§ **Required task**
Copy all lines of the listing that include the string "JSON".
═════ Dataset extract ═════
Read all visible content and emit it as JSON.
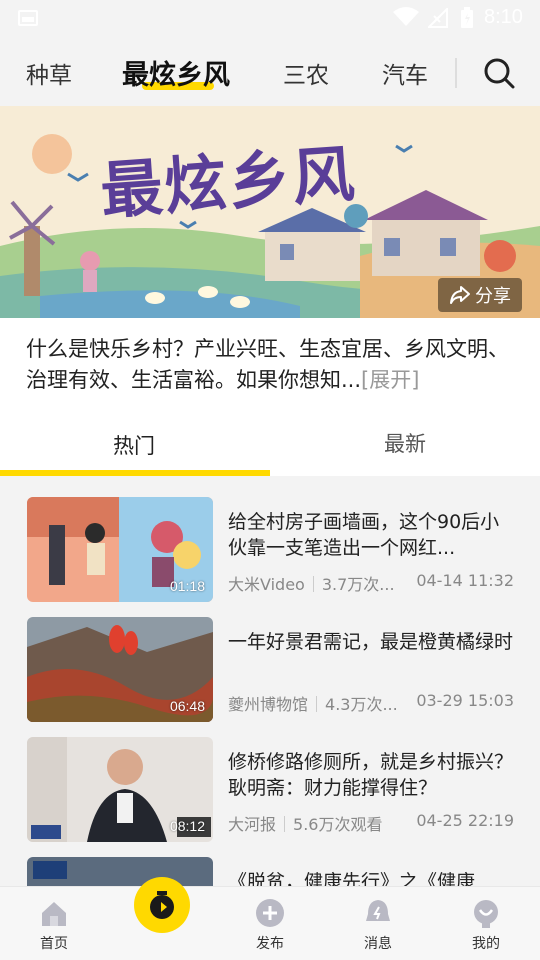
{
  "status_bar": {
    "time": "8:10"
  },
  "top_tabs": [
    {
      "label": "种草"
    },
    {
      "label": "最炫乡风"
    },
    {
      "label": "三农"
    },
    {
      "label": "汽车"
    }
  ],
  "banner": {
    "title": "最炫乡风",
    "share_label": "分享"
  },
  "description": {
    "text": "什么是快乐乡村？产业兴旺、生态宜居、乡风文明、治理有效、生活富裕。如果你想知...",
    "more": "[展开]"
  },
  "sub_tabs": [
    {
      "label": "热门"
    },
    {
      "label": "最新"
    }
  ],
  "videos": [
    {
      "title": "给全村房子画墙画，这个90后小伙靠一支笔造出一个网红...",
      "duration": "01:18",
      "source": "大米Video",
      "views": "3.7万次...",
      "date": "04-14 11:32"
    },
    {
      "title": "一年好景君需记，最是橙黄橘绿时",
      "duration": "06:48",
      "source": "夔州博物馆",
      "views": "4.3万次...",
      "date": "03-29 15:03"
    },
    {
      "title": "修桥修路修厕所，就是乡村振兴？耿明斋：财力能撑得住？",
      "duration": "08:12",
      "source": "大河报",
      "views": "5.6万次观看",
      "date": "04-25 22:19"
    },
    {
      "title": "《脱贫，健康先行》之《健康"
    }
  ],
  "bottom_nav": [
    {
      "label": "首页",
      "icon": "home-icon"
    },
    {
      "label": "",
      "icon": "camera-record-icon"
    },
    {
      "label": "发布",
      "icon": "plus-icon"
    },
    {
      "label": "消息",
      "icon": "bell-icon"
    },
    {
      "label": "我的",
      "icon": "profile-icon"
    }
  ],
  "colors": {
    "accent": "#ffd900",
    "text": "#222222",
    "muted": "#888888"
  }
}
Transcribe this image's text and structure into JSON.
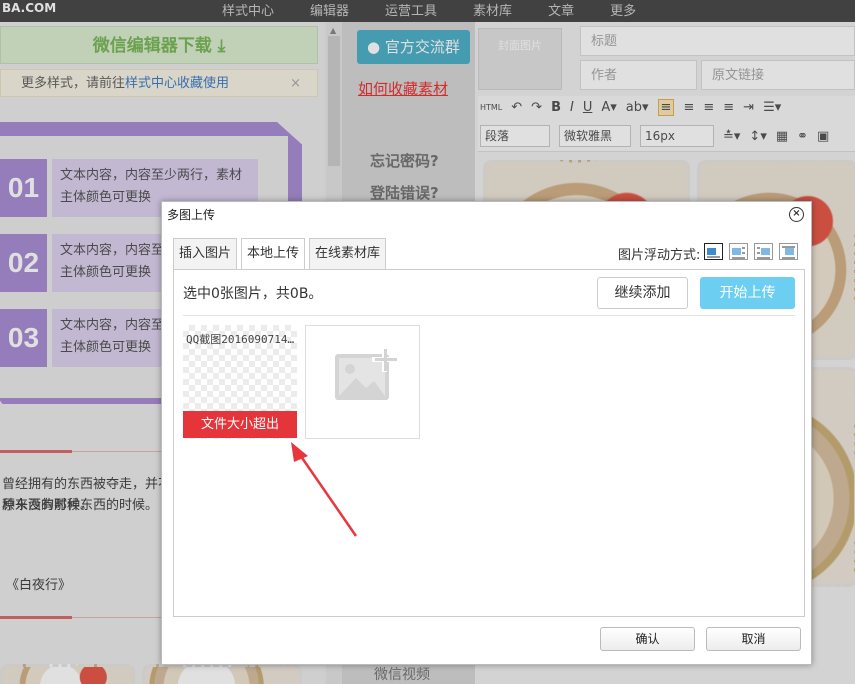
{
  "topbar": {
    "logo": "BA.COM",
    "nav": [
      "样式中心",
      "编辑器",
      "运营工具",
      "素材库",
      "文章",
      "更多"
    ]
  },
  "left": {
    "download_label": "微信编辑器下载",
    "tip_prefix": "更多样式，请前往",
    "tip_link": "样式中心收藏使用",
    "tip_close": "×",
    "items": [
      {
        "num": "01",
        "text": "文本内容，内容至少两行，素材主体颜色可更换"
      },
      {
        "num": "02",
        "text": "文本内容，内容至少两行，素材主体颜色可更换"
      },
      {
        "num": "03",
        "text": "文本内容，内容至少两行，素材主体颜色可更换"
      }
    ],
    "story_line1": "曾经拥有的东西被夺走，并不代表就会回到原来没有那种东西的时候。",
    "story_line2": "原来没有那种东西的时候。",
    "quote": "《白夜行》"
  },
  "middle": {
    "qq_group": "官方交流群",
    "howto": "如何收藏素材",
    "forgot": "忘记密码?",
    "login_error": "登陆错误?",
    "wx_video": "微信视频"
  },
  "editor": {
    "cover_label": "封面图片",
    "title_placeholder": "标题",
    "author_placeholder": "作者",
    "source_placeholder": "原文链接",
    "paragraph": "段落",
    "font": "微软雅黑",
    "size": "16px",
    "html": "HTML"
  },
  "dialog": {
    "title": "多图上传",
    "close": "×",
    "tabs": [
      "插入图片",
      "本地上传",
      "在线素材库"
    ],
    "active_tab": 1,
    "float_label": "图片浮动方式:",
    "status": "选中0张图片，共0B。",
    "continue_label": "继续添加",
    "start_label": "开始上传",
    "file_name": "QQ截图2016090714…",
    "file_error": "文件大小超出",
    "ok_label": "确认",
    "cancel_label": "取消"
  },
  "colors": {
    "accent_blue": "#6ccff2",
    "error_red": "#e5353a",
    "purple": "#a98fd4",
    "annotation_red": "#e8373c"
  }
}
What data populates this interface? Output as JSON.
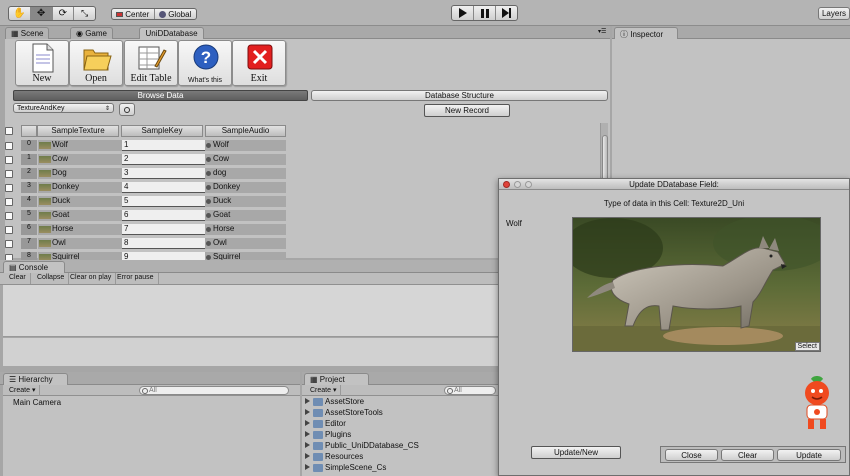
{
  "toolbar": {
    "tools": [
      "hand-icon",
      "move-icon",
      "rotate-icon",
      "scale-icon"
    ],
    "pivot_label": "Center",
    "space_label": "Global",
    "layers_label": "Layers"
  },
  "tabs": {
    "scene": "Scene",
    "game": "Game",
    "unidb": "UniDDatabase",
    "inspector": "Inspector"
  },
  "unidb": {
    "buttons": [
      {
        "label": "New",
        "icon": "new-file-icon"
      },
      {
        "label": "Open",
        "icon": "open-folder-icon"
      },
      {
        "label": "Edit Table",
        "icon": "edit-table-icon"
      },
      {
        "label": "What's this",
        "icon": "help-icon"
      },
      {
        "label": "Exit",
        "icon": "exit-icon"
      }
    ],
    "browse_data": "Browse Data",
    "database_structure": "Database Structure",
    "table_select": "TextureAndKey",
    "new_record": "New Record",
    "columns": [
      "SampleTexture",
      "SampleKey",
      "SampleAudio"
    ],
    "rows": [
      {
        "index": "0",
        "texture": "Wolf",
        "key": "1",
        "audio": "Wolf"
      },
      {
        "index": "1",
        "texture": "Cow",
        "key": "2",
        "audio": "Cow"
      },
      {
        "index": "2",
        "texture": "Dog",
        "key": "3",
        "audio": "dog"
      },
      {
        "index": "3",
        "texture": "Donkey",
        "key": "4",
        "audio": "Donkey"
      },
      {
        "index": "4",
        "texture": "Duck",
        "key": "5",
        "audio": "Duck"
      },
      {
        "index": "5",
        "texture": "Goat",
        "key": "6",
        "audio": "Goat"
      },
      {
        "index": "6",
        "texture": "Horse",
        "key": "7",
        "audio": "Horse"
      },
      {
        "index": "7",
        "texture": "Owl",
        "key": "8",
        "audio": "Owl"
      },
      {
        "index": "8",
        "texture": "Squirrel",
        "key": "9",
        "audio": "Squirrel"
      }
    ]
  },
  "console": {
    "title": "Console",
    "buttons": [
      "Clear",
      "Collapse",
      "Clear on play",
      "Error pause"
    ]
  },
  "hierarchy": {
    "title": "Hierarchy",
    "create": "Create",
    "search_placeholder": "All",
    "items": [
      "Main Camera"
    ]
  },
  "project": {
    "title": "Project",
    "create": "Create",
    "search_placeholder": "All",
    "folders": [
      "AssetStore",
      "AssetStoreTools",
      "Editor",
      "Plugins",
      "Public_UniDDatabase_CS",
      "Resources",
      "SimpleScene_Cs"
    ]
  },
  "dialog": {
    "title": "Update DDatabase Field:",
    "type_text": "Type of data in this Cell: Texture2D_Uni",
    "field_name": "Wolf",
    "select_label": "Select",
    "update_new": "Update/New",
    "close": "Close",
    "clear": "Clear",
    "update": "Update"
  }
}
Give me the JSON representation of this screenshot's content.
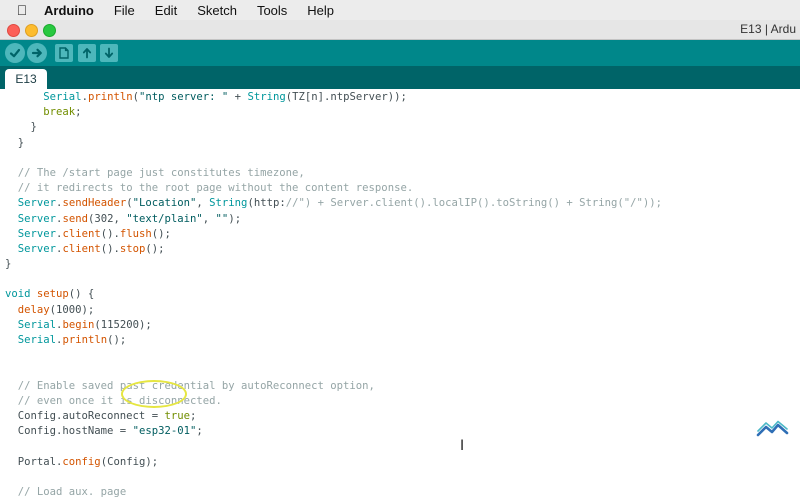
{
  "menubar": {
    "apple_icon": "apple-icon",
    "app_name": "Arduino",
    "items": [
      "File",
      "Edit",
      "Sketch",
      "Tools",
      "Help"
    ]
  },
  "window": {
    "title": "E13 | Ardu"
  },
  "toolbar": {
    "buttons": [
      "verify",
      "upload",
      "new",
      "open",
      "save"
    ],
    "color": "#00878a"
  },
  "tabs": [
    {
      "label": "E13"
    }
  ],
  "editor": {
    "lines": [
      "      Serial.println(\"ntp server: \" + String(TZ[n].ntpServer));",
      "      break;",
      "    }",
      "  }",
      "",
      "  // The /start page just constitutes timezone,",
      "  // it redirects to the root page without the content response.",
      "  Server.sendHeader(\"Location\", String(\"http://\") + Server.client().localIP().toString() + String(\"/\"));",
      "  Server.send(302, \"text/plain\", \"\");",
      "  Server.client().flush();",
      "  Server.client().stop();",
      "}",
      "",
      "void setup() {",
      "  delay(1000);",
      "  Serial.begin(115200);",
      "  Serial.println();",
      "",
      "",
      "  // Enable saved past credential by autoReconnect option,",
      "  // even once it is disconnected.",
      "  Config.autoReconnect = true;",
      "  Config.hostName = \"esp32-01\";",
      "",
      "  Portal.config(Config);",
      "",
      "  // Load aux. page"
    ]
  },
  "annotation": {
    "highlighted_value": "\"esp32-01\"",
    "ring_color": "#e6e641"
  },
  "watermark": {
    "icon": "brand-logo"
  }
}
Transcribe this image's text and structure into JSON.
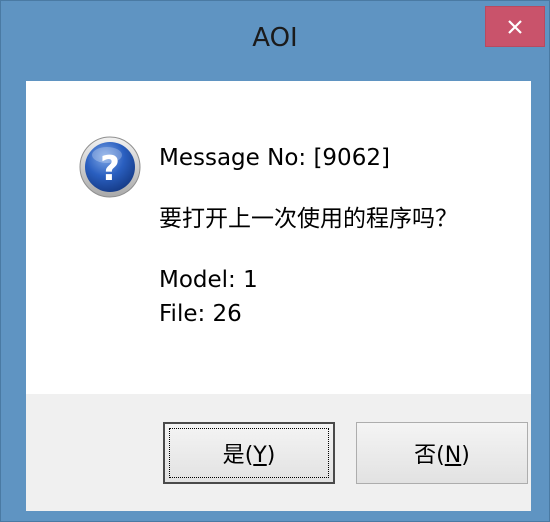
{
  "window": {
    "title": "AOI"
  },
  "titlebar": {
    "close_icon": "close-icon"
  },
  "message": {
    "icon": "question-icon",
    "icon_glyph": "?",
    "message_no": "Message No: [9062]",
    "question": "要打开上一次使用的程序吗？",
    "model": "Model: 1",
    "file": "File: 26"
  },
  "buttons": {
    "yes_label": "是",
    "yes_mnemonic_prefix": "(",
    "yes_mnemonic": "Y",
    "yes_mnemonic_suffix": ")",
    "no_label": "否",
    "no_mnemonic_prefix": "(",
    "no_mnemonic": "N",
    "no_mnemonic_suffix": ")"
  },
  "colors": {
    "titlebar": "#5f94c2",
    "close_button": "#c9536b",
    "content_bg": "#ffffff",
    "button_area_bg": "#f0f0f0",
    "icon_blue": "#1f4fa8"
  }
}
═════
§ **Exercise answer**
Read all visible content and emit it as JSON.
Transcribe this image's text and structure into JSON.
What data populates this interface? Output as JSON.
Give me the JSON representation of this screenshot's content.
Transcribe this image's text and structure into JSON.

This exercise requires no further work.